** BEGIN Given data **

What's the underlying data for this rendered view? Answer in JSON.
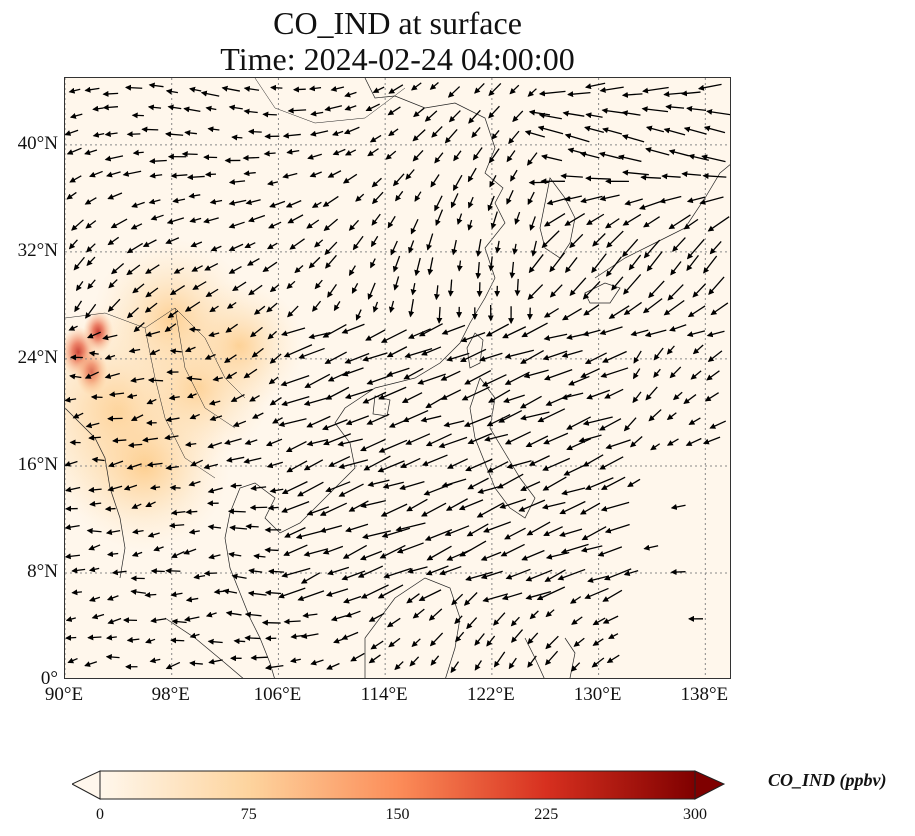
{
  "title": {
    "line1": "CO_IND at surface",
    "line2": "Time: 2024-02-24 04:00:00"
  },
  "map": {
    "lon_range": [
      90,
      140
    ],
    "lat_range": [
      0,
      45
    ],
    "lat_ticks": [
      {
        "value": 0,
        "label": "0°"
      },
      {
        "value": 8,
        "label": "8°N"
      },
      {
        "value": 16,
        "label": "16°N"
      },
      {
        "value": 24,
        "label": "24°N"
      },
      {
        "value": 32,
        "label": "32°N"
      },
      {
        "value": 40,
        "label": "40°N"
      }
    ],
    "lon_ticks": [
      {
        "value": 90,
        "label": "90°E"
      },
      {
        "value": 98,
        "label": "98°E"
      },
      {
        "value": 106,
        "label": "106°E"
      },
      {
        "value": 114,
        "label": "114°E"
      },
      {
        "value": 122,
        "label": "122°E"
      },
      {
        "value": 130,
        "label": "130°E"
      },
      {
        "value": 138,
        "label": "138°E"
      }
    ],
    "gridlines": "dotted",
    "background_color": "#fff7ec",
    "coastline_color": "#222222",
    "arrow_color": "#000000",
    "hotspots": [
      {
        "lon": 91.0,
        "lat": 24.5,
        "value": 290
      },
      {
        "lon": 92.0,
        "lat": 23.0,
        "value": 230
      },
      {
        "lon": 92.5,
        "lat": 26.0,
        "value": 190
      },
      {
        "lon": 94.0,
        "lat": 20.0,
        "value": 70
      },
      {
        "lon": 96.0,
        "lat": 16.0,
        "value": 45
      },
      {
        "lon": 100.0,
        "lat": 22.0,
        "value": 35
      },
      {
        "lon": 103.0,
        "lat": 25.0,
        "value": 25
      },
      {
        "lon": 98.0,
        "lat": 27.0,
        "value": 40
      }
    ]
  },
  "colorbar": {
    "label": "CO_IND (ppbv)",
    "min": 0,
    "max": 300,
    "ticks": [
      "0",
      "75",
      "150",
      "225",
      "300"
    ],
    "colors": [
      "#fff7ec",
      "#fdd49e",
      "#fc8d59",
      "#d7301f",
      "#7f0000"
    ]
  }
}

** END Given data **

- Exercise details:
Nothing but the pictures may be dropped; output the records above exactly.

- Finished exercise:
What's the underlying data for this rendered view? Answer in JSON.
{
  "title": {
    "line1": "CO_IND at surface",
    "line2": "Time: 2024-02-24 04:00:00"
  },
  "map": {
    "lon_range": [
      90,
      140
    ],
    "lat_range": [
      0,
      45
    ],
    "lat_ticks": [
      {
        "value": 0,
        "label": "0°"
      },
      {
        "value": 8,
        "label": "8°N"
      },
      {
        "value": 16,
        "label": "16°N"
      },
      {
        "value": 24,
        "label": "24°N"
      },
      {
        "value": 32,
        "label": "32°N"
      },
      {
        "value": 40,
        "label": "40°N"
      }
    ],
    "lon_ticks": [
      {
        "value": 90,
        "label": "90°E"
      },
      {
        "value": 98,
        "label": "98°E"
      },
      {
        "value": 106,
        "label": "106°E"
      },
      {
        "value": 114,
        "label": "114°E"
      },
      {
        "value": 122,
        "label": "122°E"
      },
      {
        "value": 130,
        "label": "130°E"
      },
      {
        "value": 138,
        "label": "138°E"
      }
    ],
    "gridlines": "dotted",
    "background_color": "#fff7ec",
    "coastline_color": "#222222",
    "arrow_color": "#000000",
    "hotspots": [
      {
        "lon": 91.0,
        "lat": 24.5,
        "value": 290
      },
      {
        "lon": 92.0,
        "lat": 23.0,
        "value": 230
      },
      {
        "lon": 92.5,
        "lat": 26.0,
        "value": 190
      },
      {
        "lon": 94.0,
        "lat": 20.0,
        "value": 70
      },
      {
        "lon": 96.0,
        "lat": 16.0,
        "value": 45
      },
      {
        "lon": 100.0,
        "lat": 22.0,
        "value": 35
      },
      {
        "lon": 103.0,
        "lat": 25.0,
        "value": 25
      },
      {
        "lon": 98.0,
        "lat": 27.0,
        "value": 40
      }
    ]
  },
  "colorbar": {
    "label": "CO_IND (ppbv)",
    "min": 0,
    "max": 300,
    "ticks": [
      "0",
      "75",
      "150",
      "225",
      "300"
    ],
    "colors": [
      "#fff7ec",
      "#fdd49e",
      "#fc8d59",
      "#d7301f",
      "#7f0000"
    ]
  }
}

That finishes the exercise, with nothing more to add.